What you should do
Copy all the records below, switching every occurrence of "village" to "town" and keeping everything else the same. Leave the pictures out.

Supplied entries
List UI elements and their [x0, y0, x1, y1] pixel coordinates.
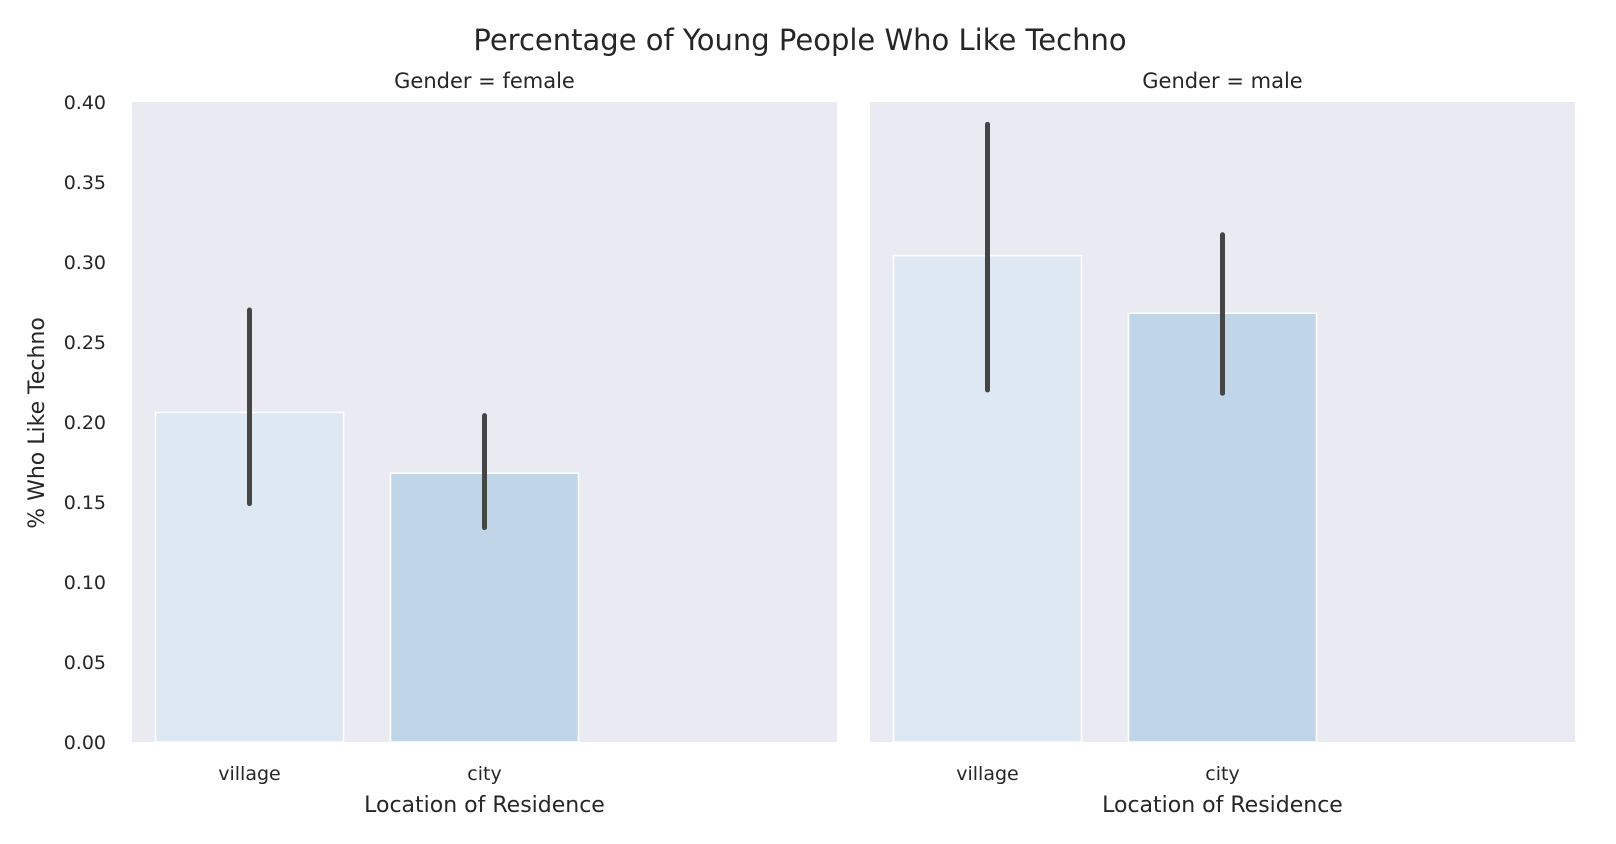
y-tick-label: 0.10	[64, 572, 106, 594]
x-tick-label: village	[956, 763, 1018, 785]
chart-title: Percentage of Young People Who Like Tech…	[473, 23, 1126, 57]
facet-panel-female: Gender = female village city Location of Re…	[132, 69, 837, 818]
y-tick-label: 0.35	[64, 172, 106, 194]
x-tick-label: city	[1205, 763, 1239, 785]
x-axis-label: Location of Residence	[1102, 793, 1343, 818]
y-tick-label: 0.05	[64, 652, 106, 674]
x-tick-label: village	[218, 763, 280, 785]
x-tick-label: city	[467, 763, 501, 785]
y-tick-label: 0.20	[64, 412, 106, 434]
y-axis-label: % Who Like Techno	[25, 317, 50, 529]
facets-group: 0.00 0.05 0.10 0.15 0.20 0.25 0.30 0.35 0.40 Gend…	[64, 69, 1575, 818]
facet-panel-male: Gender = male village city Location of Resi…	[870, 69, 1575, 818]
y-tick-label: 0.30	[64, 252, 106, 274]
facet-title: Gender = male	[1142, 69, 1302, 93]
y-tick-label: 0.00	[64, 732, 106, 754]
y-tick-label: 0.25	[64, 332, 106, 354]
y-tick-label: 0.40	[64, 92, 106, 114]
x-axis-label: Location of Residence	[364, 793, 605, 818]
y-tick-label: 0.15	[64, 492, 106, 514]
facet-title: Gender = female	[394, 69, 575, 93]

Finished task
List UI elements and their [x0, y0, x1, y1] pixel coordinates.
y-tick-label: 0.10	[64, 572, 106, 594]
x-tick-label: town	[956, 763, 1018, 785]
chart-title: Percentage of Young People Who Like Tech…	[473, 23, 1126, 57]
facet-panel-female: Gender = female town city Location of Re…	[132, 69, 837, 818]
y-tick-label: 0.35	[64, 172, 106, 194]
x-tick-label: city	[1205, 763, 1239, 785]
x-axis-label: Location of Residence	[1102, 793, 1343, 818]
y-tick-label: 0.05	[64, 652, 106, 674]
x-tick-label: town	[218, 763, 280, 785]
x-tick-label: city	[467, 763, 501, 785]
y-tick-label: 0.20	[64, 412, 106, 434]
y-axis-label: % Who Like Techno	[25, 317, 50, 529]
facets-group: 0.00 0.05 0.10 0.15 0.20 0.25 0.30 0.35 0.40 Gend…	[64, 69, 1575, 818]
facet-panel-male: Gender = male town city Location of Resi…	[870, 69, 1575, 818]
y-tick-label: 0.30	[64, 252, 106, 274]
facet-title: Gender = male	[1142, 69, 1302, 93]
y-tick-label: 0.00	[64, 732, 106, 754]
y-tick-label: 0.25	[64, 332, 106, 354]
y-tick-label: 0.40	[64, 92, 106, 114]
x-axis-label: Location of Residence	[364, 793, 605, 818]
y-tick-label: 0.15	[64, 492, 106, 514]
facet-title: Gender = female	[394, 69, 575, 93]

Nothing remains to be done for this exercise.